▸ DATA FOR PROCESSING
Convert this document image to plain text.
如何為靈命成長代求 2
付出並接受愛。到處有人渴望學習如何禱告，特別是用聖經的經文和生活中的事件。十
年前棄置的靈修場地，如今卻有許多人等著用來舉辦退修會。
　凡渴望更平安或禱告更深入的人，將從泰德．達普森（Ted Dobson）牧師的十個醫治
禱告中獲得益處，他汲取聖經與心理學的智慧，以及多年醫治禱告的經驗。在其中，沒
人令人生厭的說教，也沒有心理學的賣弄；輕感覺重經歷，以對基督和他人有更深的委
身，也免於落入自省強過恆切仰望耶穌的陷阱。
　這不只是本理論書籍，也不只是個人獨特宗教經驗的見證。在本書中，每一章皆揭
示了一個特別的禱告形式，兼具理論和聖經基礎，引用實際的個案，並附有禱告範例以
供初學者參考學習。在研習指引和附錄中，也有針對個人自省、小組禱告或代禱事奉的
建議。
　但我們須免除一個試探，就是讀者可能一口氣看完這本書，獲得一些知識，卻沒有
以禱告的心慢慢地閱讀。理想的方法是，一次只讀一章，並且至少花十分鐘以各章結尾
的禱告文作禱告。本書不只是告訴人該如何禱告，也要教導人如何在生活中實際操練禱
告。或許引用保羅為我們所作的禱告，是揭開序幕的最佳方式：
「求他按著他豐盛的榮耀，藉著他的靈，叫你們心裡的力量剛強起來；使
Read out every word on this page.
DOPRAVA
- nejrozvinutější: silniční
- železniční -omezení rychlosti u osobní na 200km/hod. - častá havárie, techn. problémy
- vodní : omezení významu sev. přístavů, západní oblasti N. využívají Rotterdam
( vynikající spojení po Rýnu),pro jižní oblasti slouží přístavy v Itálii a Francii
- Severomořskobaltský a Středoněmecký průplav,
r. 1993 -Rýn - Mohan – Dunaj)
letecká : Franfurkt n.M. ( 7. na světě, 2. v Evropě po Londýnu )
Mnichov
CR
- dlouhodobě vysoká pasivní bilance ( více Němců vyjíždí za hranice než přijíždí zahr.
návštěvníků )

▸ WHAT IS EXPECTED
Reproduce the listing above verbatim, from first line to last.

▸ SOLUTION FOR THIS EXERCISE
Convert this document image to plain text.
如何為靈命成長代求 2
付出並接受愛。到處有人渴望學習如何禱告，特別是用聖經的經文和生活中的事件。十
年前棄置的靈修場地，如今卻有許多人等著用來舉辦退修會。
　凡渴望更平安或禱告更深入的人，將從泰德．達普森（Ted Dobson）牧師的十個醫治
禱告中獲得益處，他汲取聖經與心理學的智慧，以及多年醫治禱告的經驗。在其中，沒
人令人生厭的說教，也沒有心理學的賣弄；輕感覺重經歷，以對基督和他人有更深的委
身，也免於落入自省強過恆切仰望耶穌的陷阱。
　這不只是本理論書籍，也不只是個人獨特宗教經驗的見證。在本書中，每一章皆揭
示了一個特別的禱告形式，兼具理論和聖經基礎，引用實際的個案，並附有禱告範例以
供初學者參考學習。在研習指引和附錄中，也有針對個人自省、小組禱告或代禱事奉的
建議。
　但我們須免除一個試探，就是讀者可能一口氣看完這本書，獲得一些知識，卻沒有
以禱告的心慢慢地閱讀。理想的方法是，一次只讀一章，並且至少花十分鐘以各章結尾
的禱告文作禱告。本書不只是告訴人該如何禱告，也要教導人如何在生活中實際操練禱
告。或許引用保羅為我們所作的禱告，是揭開序幕的最佳方式：
「求他按著他豐盛的榮耀，藉著他的靈，叫你們心裡的力量剛強起來；使
Read out every word on this page.
DOPRAVA
- nejrozvinutější: silniční
- železniční -omezení rychlosti u osobní na 200km/hod. - častá havárie, techn. problémy
- vodní : omezení významu sev. přístavů, západní oblasti N. využívají Rotterdam
( vynikající spojení po Rýnu),pro jižní oblasti slouží přístavy v Itálii a Francii
- Severomořskobaltský a Středoněmecký průplav,
r. 1993 -Rýn - Mohan – Dunaj)
letecká : Franfurkt n.M. ( 7. na světě, 2. v Evropě po Londýnu )
Mnichov
CR
- dlouhodobě vysoká pasivní bilance ( více Němců vyjíždí za hranice než přijíždí zahr.
návštěvníků )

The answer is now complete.